What to work on
Your copy of the material below should match it exactly, except that it holds no pictures.

Data to process

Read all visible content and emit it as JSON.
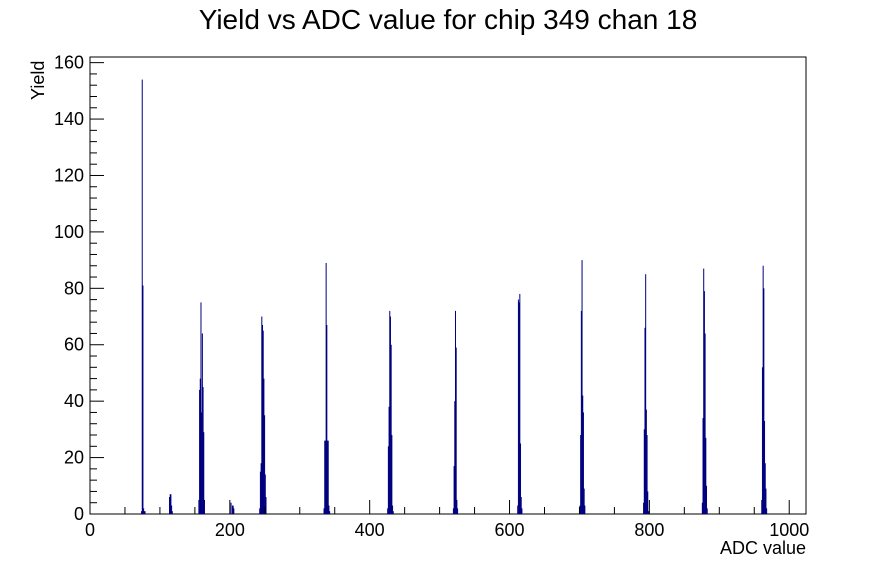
{
  "chart_data": {
    "type": "bar",
    "title": "Yield vs ADC value for chip 349 chan 18",
    "xlabel": "ADC value",
    "ylabel": "Yield",
    "xlim": [
      0,
      1024
    ],
    "ylim": [
      0,
      162
    ],
    "x_ticks": [
      0,
      200,
      400,
      600,
      800,
      1000
    ],
    "y_ticks": [
      0,
      20,
      40,
      60,
      80,
      100,
      120,
      140,
      160
    ],
    "grid": false,
    "legend": "none",
    "color": "#00007f",
    "series": [
      {
        "x": [
          73,
          74,
          75,
          76,
          77,
          78,
          113,
          114,
          115,
          116,
          117,
          155,
          156,
          157,
          158,
          159,
          160,
          161,
          162,
          163,
          201,
          203,
          204,
          205,
          242,
          243,
          244,
          245,
          246,
          247,
          248,
          249,
          250,
          251,
          334,
          335,
          336,
          337,
          338,
          339,
          340,
          341,
          342,
          425,
          426,
          427,
          428,
          429,
          430,
          431,
          432,
          433,
          519,
          520,
          521,
          522,
          523,
          524,
          525,
          611,
          612,
          613,
          614,
          615,
          616,
          617,
          700,
          701,
          702,
          703,
          704,
          705,
          706,
          707,
          791,
          792,
          793,
          794,
          795,
          796,
          797,
          798,
          875,
          876,
          877,
          878,
          879,
          880,
          881,
          882,
          960,
          961,
          962,
          963,
          964,
          965,
          966,
          967
        ],
        "values": [
          1,
          154,
          81,
          2,
          1,
          1,
          6,
          7,
          7,
          3,
          1,
          5,
          44,
          48,
          75,
          36,
          64,
          45,
          29,
          5,
          4,
          3,
          3,
          2,
          2,
          15,
          18,
          70,
          67,
          65,
          48,
          35,
          14,
          6,
          2,
          26,
          26,
          89,
          67,
          26,
          26,
          3,
          1,
          2,
          24,
          38,
          72,
          70,
          60,
          28,
          3,
          1,
          2,
          17,
          40,
          72,
          59,
          5,
          2,
          3,
          76,
          75,
          78,
          25,
          6,
          2,
          3,
          28,
          72,
          90,
          42,
          36,
          9,
          3,
          4,
          30,
          66,
          85,
          37,
          28,
          8,
          1,
          4,
          34,
          87,
          79,
          64,
          27,
          10,
          2,
          5,
          52,
          88,
          80,
          33,
          18,
          9,
          2
        ]
      }
    ]
  }
}
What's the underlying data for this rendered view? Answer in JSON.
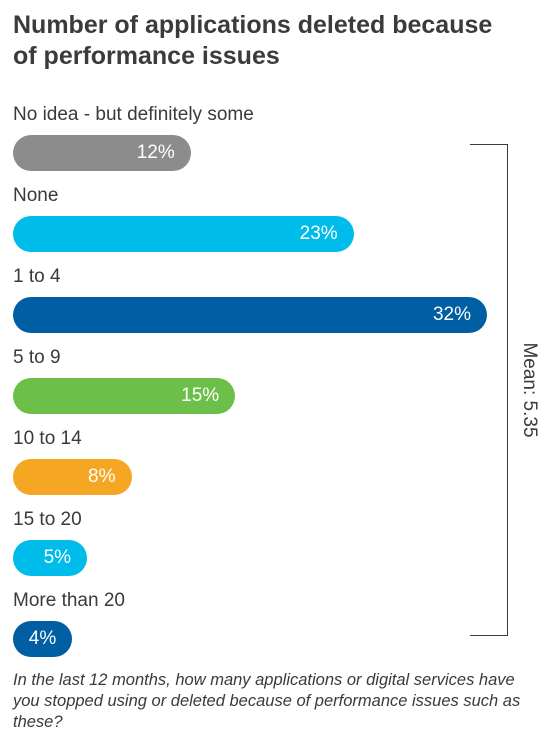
{
  "chart_data": {
    "type": "bar",
    "orientation": "horizontal",
    "title": "Number of applications deleted because of performance issues",
    "categories": [
      "No idea - but definitely some",
      "None",
      "1 to 4",
      "5 to 9",
      "10 to 14",
      "15 to 20",
      "More than 20"
    ],
    "values": [
      12,
      23,
      32,
      15,
      8,
      5,
      4
    ],
    "value_labels": [
      "12%",
      "23%",
      "32%",
      "15%",
      "8%",
      "5%",
      "4%"
    ],
    "unit": "%",
    "colors": [
      "#8c8c8c",
      "#00bceb",
      "#005ea2",
      "#6cc04a",
      "#f5a623",
      "#00bceb",
      "#005ea2"
    ],
    "annotation": "Mean: 5.35",
    "footnote": "In the last 12 months, how many applications or digital services have you stopped using or deleted because of performance issues such as these?",
    "xlim": [
      0,
      32
    ]
  }
}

Exercise answer
Read all visible content and emit it as JSON.
{
  "chart_data": {
    "type": "bar",
    "title": "Yield vs ADC value for chip 349 chan 18",
    "xlabel": "ADC value",
    "ylabel": "Yield",
    "xlim": [
      0,
      1024
    ],
    "ylim": [
      0,
      162
    ],
    "x_ticks": [
      0,
      200,
      400,
      600,
      800,
      1000
    ],
    "y_ticks": [
      0,
      20,
      40,
      60,
      80,
      100,
      120,
      140,
      160
    ],
    "grid": false,
    "legend": "none",
    "color": "#00007f",
    "series": [
      {
        "x": [
          73,
          74,
          75,
          76,
          77,
          78,
          113,
          114,
          115,
          116,
          117,
          155,
          156,
          157,
          158,
          159,
          160,
          161,
          162,
          163,
          201,
          203,
          204,
          205,
          242,
          243,
          244,
          245,
          246,
          247,
          248,
          249,
          250,
          251,
          334,
          335,
          336,
          337,
          338,
          339,
          340,
          341,
          342,
          425,
          426,
          427,
          428,
          429,
          430,
          431,
          432,
          433,
          519,
          520,
          521,
          522,
          523,
          524,
          525,
          611,
          612,
          613,
          614,
          615,
          616,
          617,
          700,
          701,
          702,
          703,
          704,
          705,
          706,
          707,
          791,
          792,
          793,
          794,
          795,
          796,
          797,
          798,
          875,
          876,
          877,
          878,
          879,
          880,
          881,
          882,
          960,
          961,
          962,
          963,
          964,
          965,
          966,
          967
        ],
        "values": [
          1,
          154,
          81,
          2,
          1,
          1,
          6,
          7,
          7,
          3,
          1,
          5,
          44,
          48,
          75,
          36,
          64,
          45,
          29,
          5,
          4,
          3,
          3,
          2,
          2,
          15,
          18,
          70,
          67,
          65,
          48,
          35,
          14,
          6,
          2,
          26,
          26,
          89,
          67,
          26,
          26,
          3,
          1,
          2,
          24,
          38,
          72,
          70,
          60,
          28,
          3,
          1,
          2,
          17,
          40,
          72,
          59,
          5,
          2,
          3,
          76,
          75,
          78,
          25,
          6,
          2,
          3,
          28,
          72,
          90,
          42,
          36,
          9,
          3,
          4,
          30,
          66,
          85,
          37,
          28,
          8,
          1,
          4,
          34,
          87,
          79,
          64,
          27,
          10,
          2,
          5,
          52,
          88,
          80,
          33,
          18,
          9,
          2
        ]
      }
    ]
  }
}
What's the underlying data for this rendered view? Answer in JSON.
{
  "chart_data": {
    "type": "bar",
    "orientation": "horizontal",
    "title": "Number of applications deleted because of performance issues",
    "categories": [
      "No idea - but definitely some",
      "None",
      "1 to 4",
      "5 to 9",
      "10 to 14",
      "15 to 20",
      "More than 20"
    ],
    "values": [
      12,
      23,
      32,
      15,
      8,
      5,
      4
    ],
    "value_labels": [
      "12%",
      "23%",
      "32%",
      "15%",
      "8%",
      "5%",
      "4%"
    ],
    "unit": "%",
    "colors": [
      "#8c8c8c",
      "#00bceb",
      "#005ea2",
      "#6cc04a",
      "#f5a623",
      "#00bceb",
      "#005ea2"
    ],
    "annotation": "Mean: 5.35",
    "footnote": "In the last 12 months, how many applications or digital services have you stopped using or deleted because of performance issues such as these?",
    "xlim": [
      0,
      32
    ]
  }
}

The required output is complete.